Saved entries:
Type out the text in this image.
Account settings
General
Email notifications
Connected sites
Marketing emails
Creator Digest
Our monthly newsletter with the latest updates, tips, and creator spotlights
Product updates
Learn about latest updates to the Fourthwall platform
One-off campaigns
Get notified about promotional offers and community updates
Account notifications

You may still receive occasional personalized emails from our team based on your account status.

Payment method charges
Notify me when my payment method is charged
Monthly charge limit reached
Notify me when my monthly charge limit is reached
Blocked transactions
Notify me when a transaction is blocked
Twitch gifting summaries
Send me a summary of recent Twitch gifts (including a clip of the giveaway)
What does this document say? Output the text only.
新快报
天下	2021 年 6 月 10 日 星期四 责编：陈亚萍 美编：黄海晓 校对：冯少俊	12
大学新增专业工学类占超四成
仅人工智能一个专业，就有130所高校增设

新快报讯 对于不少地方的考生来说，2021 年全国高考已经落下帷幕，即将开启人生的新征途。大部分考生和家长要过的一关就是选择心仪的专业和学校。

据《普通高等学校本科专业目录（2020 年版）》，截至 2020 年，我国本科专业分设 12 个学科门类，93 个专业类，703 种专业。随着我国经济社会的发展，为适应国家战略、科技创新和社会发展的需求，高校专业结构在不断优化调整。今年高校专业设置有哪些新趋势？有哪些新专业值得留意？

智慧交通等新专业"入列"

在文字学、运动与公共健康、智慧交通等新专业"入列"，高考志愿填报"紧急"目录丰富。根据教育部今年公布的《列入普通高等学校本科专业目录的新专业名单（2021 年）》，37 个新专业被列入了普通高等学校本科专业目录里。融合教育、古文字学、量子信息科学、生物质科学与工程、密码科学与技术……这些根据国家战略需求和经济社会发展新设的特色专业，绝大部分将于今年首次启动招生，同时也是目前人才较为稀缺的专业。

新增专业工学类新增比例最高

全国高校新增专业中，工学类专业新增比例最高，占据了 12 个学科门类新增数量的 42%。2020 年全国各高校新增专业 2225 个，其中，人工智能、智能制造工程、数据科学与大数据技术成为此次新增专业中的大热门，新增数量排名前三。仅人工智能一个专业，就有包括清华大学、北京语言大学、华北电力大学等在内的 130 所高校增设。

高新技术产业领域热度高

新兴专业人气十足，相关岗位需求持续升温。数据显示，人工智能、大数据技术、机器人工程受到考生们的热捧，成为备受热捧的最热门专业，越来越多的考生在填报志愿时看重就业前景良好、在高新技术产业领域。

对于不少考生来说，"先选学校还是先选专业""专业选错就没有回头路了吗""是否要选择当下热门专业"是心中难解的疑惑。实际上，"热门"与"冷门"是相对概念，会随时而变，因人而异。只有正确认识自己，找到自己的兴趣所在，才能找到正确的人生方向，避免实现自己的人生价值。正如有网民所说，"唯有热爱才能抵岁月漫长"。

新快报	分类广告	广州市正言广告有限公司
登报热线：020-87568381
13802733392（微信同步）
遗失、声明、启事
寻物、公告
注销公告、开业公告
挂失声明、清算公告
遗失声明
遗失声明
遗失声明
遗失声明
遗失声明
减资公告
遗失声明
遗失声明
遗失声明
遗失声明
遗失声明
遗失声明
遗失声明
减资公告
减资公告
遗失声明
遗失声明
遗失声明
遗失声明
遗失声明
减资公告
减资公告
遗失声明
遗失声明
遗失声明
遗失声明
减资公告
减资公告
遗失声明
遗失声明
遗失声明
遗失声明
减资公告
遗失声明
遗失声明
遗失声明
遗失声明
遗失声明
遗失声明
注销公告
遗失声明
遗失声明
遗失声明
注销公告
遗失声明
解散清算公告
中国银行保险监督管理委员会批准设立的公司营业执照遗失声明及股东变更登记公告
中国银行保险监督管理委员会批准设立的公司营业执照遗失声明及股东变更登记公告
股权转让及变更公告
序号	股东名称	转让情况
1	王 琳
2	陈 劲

→ **WORK TO BE COMPLETED**
Report the number of lines of the listing above that hold the string "智慧交通等新专业", with no other text.

→ **EXPECTED ANSWER**
2